__SUPPLIED MATERIAL__.

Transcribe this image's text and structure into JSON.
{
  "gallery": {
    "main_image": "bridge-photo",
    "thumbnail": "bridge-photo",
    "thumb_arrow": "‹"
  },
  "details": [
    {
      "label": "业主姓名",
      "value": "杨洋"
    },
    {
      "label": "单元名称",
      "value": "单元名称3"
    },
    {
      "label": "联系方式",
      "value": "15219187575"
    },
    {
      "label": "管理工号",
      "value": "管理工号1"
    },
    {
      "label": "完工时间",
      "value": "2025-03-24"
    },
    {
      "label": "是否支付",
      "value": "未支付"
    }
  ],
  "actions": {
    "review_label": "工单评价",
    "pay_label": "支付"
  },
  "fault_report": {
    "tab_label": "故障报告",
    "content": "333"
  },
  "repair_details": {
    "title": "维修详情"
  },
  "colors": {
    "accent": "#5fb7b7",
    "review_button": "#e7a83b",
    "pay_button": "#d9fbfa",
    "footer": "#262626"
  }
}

__WHAT YOU WILL DO__. All of the data needs to be reproduced exactly, with no line missing.

__RESULT OF THE EXERCISE__.
Transcribe this image's text and structure into JSON.
{
  "gallery": {
    "main_image": "bridge-photo",
    "thumbnail": "bridge-photo",
    "thumb_arrow": "‹"
  },
  "details": [
    {
      "label": "业主姓名",
      "value": "杨洋"
    },
    {
      "label": "单元名称",
      "value": "单元名称3"
    },
    {
      "label": "联系方式",
      "value": "15219187575"
    },
    {
      "label": "管理工号",
      "value": "管理工号1"
    },
    {
      "label": "完工时间",
      "value": "2025-03-24"
    },
    {
      "label": "是否支付",
      "value": "未支付"
    }
  ],
  "actions": {
    "review_label": "工单评价",
    "pay_label": "支付"
  },
  "fault_report": {
    "tab_label": "故障报告",
    "content": "333"
  },
  "repair_details": {
    "title": "维修详情"
  },
  "colors": {
    "accent": "#5fb7b7",
    "review_button": "#e7a83b",
    "pay_button": "#d9fbfa",
    "footer": "#262626"
  }
}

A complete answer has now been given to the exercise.